Given problem: Collect all lines below with the string "flag".

---- Data for the task

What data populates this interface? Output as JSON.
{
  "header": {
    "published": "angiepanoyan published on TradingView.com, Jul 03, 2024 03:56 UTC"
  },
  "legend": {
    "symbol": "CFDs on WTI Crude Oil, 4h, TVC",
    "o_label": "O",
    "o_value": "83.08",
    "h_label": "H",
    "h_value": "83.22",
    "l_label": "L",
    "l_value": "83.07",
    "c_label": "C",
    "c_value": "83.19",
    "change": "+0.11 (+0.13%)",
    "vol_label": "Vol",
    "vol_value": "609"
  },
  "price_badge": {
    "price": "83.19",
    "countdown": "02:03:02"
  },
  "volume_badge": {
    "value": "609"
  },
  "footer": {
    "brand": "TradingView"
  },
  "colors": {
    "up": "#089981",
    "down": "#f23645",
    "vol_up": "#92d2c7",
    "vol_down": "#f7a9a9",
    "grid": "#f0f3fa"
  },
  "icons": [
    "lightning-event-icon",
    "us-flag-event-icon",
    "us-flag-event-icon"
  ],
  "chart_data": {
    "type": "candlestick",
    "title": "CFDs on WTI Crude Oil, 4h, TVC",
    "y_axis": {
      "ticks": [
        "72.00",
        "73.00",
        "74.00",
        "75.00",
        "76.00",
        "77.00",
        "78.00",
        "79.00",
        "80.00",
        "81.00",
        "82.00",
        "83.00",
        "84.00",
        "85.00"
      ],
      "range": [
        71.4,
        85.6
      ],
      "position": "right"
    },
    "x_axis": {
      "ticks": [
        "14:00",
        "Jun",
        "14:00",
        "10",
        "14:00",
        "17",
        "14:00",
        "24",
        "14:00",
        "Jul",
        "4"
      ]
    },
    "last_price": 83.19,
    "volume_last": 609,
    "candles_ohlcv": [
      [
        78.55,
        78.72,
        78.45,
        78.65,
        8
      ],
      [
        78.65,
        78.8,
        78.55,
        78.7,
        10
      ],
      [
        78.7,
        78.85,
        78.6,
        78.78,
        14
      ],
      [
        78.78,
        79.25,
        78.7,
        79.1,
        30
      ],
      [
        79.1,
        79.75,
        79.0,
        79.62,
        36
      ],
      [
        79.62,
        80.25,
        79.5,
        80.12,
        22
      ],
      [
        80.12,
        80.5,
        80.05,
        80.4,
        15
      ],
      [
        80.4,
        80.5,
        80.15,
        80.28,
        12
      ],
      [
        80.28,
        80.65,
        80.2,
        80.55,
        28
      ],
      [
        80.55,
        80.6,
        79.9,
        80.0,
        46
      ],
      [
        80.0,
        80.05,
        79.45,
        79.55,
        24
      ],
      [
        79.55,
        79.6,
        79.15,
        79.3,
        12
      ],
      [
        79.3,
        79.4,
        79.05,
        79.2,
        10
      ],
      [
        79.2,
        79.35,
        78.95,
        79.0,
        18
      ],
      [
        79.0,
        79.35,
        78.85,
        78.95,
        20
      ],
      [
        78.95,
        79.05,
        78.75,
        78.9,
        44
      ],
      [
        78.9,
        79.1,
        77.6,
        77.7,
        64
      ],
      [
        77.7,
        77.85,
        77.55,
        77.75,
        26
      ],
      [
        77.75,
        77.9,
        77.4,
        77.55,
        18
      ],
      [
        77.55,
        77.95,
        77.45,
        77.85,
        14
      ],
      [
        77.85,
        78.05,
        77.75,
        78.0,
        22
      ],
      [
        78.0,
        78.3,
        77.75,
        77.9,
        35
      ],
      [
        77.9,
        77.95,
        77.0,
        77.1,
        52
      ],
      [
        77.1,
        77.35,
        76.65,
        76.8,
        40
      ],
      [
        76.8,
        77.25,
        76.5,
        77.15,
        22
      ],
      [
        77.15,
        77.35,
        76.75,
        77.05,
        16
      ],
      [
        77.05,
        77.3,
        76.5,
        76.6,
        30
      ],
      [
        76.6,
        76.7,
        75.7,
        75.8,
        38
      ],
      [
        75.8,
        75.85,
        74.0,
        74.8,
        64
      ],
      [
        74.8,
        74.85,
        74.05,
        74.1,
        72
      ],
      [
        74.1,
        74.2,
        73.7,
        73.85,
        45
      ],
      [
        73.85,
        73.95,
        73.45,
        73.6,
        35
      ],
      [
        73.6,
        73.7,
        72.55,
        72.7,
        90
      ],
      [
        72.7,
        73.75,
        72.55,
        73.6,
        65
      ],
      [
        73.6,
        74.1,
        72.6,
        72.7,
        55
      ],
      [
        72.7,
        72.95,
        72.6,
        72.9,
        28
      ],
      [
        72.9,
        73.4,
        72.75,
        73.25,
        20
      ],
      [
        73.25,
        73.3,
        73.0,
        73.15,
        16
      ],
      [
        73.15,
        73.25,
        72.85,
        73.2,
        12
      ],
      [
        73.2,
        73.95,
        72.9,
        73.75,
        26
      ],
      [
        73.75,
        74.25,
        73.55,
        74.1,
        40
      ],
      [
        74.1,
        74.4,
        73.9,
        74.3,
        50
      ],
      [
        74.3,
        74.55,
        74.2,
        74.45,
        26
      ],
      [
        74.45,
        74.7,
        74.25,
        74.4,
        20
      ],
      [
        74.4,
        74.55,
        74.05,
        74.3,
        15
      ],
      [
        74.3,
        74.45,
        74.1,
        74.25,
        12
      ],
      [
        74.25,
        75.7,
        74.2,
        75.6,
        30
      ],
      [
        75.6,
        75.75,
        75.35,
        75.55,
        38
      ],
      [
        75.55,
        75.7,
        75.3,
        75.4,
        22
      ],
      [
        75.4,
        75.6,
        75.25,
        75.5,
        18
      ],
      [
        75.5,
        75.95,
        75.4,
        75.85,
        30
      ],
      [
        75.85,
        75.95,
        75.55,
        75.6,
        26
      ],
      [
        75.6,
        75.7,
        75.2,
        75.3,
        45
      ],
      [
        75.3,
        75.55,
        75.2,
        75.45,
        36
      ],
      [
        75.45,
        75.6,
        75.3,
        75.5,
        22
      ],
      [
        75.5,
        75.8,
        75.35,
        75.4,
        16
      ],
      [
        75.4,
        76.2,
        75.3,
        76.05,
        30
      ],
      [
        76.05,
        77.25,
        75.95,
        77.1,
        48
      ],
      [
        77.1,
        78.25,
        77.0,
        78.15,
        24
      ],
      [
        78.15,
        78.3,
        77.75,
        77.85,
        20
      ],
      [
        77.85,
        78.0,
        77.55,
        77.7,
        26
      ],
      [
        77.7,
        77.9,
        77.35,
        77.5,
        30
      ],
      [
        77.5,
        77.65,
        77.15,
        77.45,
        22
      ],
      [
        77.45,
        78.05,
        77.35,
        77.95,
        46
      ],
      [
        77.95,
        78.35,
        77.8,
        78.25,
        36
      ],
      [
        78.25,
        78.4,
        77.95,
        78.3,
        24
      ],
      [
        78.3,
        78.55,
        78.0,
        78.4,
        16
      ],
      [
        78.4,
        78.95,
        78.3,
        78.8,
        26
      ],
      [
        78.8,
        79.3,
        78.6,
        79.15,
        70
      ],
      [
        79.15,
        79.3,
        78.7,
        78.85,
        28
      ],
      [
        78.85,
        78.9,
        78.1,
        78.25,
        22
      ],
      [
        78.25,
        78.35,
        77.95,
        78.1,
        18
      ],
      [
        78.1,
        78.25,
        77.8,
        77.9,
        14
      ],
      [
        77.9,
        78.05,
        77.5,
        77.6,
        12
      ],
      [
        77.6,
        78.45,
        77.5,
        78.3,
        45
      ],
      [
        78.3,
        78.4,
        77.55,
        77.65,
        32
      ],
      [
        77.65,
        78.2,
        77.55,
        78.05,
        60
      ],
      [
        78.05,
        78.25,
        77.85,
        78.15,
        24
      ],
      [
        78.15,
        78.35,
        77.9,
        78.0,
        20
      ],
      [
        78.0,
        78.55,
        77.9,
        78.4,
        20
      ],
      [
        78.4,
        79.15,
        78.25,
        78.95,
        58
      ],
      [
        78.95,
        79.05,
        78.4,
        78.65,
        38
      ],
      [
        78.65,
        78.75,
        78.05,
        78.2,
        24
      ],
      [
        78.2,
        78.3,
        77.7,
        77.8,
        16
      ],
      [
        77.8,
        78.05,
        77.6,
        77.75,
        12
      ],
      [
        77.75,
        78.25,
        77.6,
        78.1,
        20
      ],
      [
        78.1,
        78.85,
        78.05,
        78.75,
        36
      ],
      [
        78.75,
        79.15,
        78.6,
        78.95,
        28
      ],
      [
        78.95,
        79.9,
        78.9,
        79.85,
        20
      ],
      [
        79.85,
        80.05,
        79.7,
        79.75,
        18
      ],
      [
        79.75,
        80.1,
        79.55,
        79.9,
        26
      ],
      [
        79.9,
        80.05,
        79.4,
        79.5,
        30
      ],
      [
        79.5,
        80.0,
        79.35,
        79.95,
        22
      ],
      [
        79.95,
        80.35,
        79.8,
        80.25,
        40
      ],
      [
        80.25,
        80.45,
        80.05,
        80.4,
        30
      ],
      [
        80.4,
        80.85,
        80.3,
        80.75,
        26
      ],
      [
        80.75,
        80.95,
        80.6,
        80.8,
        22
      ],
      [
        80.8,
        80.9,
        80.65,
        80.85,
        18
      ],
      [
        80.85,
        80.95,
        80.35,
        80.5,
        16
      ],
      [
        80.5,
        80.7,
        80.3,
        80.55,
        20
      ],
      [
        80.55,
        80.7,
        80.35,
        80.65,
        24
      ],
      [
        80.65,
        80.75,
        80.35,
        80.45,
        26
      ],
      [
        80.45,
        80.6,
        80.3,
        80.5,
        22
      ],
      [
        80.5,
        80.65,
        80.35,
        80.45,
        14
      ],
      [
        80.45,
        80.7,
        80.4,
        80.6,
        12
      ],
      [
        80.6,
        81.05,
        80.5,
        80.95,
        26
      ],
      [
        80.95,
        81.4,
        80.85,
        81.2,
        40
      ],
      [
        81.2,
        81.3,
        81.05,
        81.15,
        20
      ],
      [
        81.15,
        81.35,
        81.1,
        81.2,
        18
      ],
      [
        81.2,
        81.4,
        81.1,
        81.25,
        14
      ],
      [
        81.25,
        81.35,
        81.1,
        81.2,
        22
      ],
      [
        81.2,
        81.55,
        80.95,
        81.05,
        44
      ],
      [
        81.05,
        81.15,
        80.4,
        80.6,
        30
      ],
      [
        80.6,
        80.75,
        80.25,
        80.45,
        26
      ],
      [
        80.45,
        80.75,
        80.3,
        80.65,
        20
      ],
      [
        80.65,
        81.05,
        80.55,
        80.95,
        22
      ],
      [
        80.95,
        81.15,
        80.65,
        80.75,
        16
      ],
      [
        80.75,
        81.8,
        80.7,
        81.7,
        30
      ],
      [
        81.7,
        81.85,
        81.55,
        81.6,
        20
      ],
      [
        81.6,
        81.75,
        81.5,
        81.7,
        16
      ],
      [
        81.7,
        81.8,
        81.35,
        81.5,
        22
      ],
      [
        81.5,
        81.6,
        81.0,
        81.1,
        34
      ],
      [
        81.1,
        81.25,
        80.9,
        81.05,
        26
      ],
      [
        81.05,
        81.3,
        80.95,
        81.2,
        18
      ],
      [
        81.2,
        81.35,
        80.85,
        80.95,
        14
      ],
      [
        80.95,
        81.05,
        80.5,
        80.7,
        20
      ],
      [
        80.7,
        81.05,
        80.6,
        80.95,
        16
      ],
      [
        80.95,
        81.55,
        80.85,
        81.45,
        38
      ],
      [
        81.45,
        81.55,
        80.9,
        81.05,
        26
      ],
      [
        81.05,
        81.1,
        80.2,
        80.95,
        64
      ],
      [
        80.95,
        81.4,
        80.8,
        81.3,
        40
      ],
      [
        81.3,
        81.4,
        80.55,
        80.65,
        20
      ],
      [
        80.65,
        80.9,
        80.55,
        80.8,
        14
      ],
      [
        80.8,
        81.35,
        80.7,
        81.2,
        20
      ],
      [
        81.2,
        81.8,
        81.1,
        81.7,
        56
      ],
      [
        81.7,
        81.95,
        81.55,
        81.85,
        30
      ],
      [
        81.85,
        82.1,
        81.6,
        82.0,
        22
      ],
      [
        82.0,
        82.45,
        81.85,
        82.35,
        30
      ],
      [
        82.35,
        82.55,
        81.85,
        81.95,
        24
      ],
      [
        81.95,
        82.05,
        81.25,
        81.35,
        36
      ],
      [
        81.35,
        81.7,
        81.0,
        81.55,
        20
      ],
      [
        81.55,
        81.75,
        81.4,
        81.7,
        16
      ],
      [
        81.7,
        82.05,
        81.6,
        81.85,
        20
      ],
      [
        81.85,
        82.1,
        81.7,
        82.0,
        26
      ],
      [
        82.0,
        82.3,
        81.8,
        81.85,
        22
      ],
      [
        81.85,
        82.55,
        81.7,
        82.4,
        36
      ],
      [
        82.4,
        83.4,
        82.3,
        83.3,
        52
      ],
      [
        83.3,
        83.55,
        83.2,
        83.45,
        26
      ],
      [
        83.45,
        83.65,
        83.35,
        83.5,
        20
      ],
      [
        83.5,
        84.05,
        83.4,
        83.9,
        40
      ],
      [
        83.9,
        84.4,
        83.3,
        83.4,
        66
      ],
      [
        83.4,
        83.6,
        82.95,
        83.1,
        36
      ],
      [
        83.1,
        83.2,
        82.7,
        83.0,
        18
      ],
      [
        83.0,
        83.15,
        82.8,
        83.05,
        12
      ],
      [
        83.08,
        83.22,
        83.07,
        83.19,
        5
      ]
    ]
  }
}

--------

Answer for the task:
    "us-flag-event-icon",
    "us-flag-event-icon"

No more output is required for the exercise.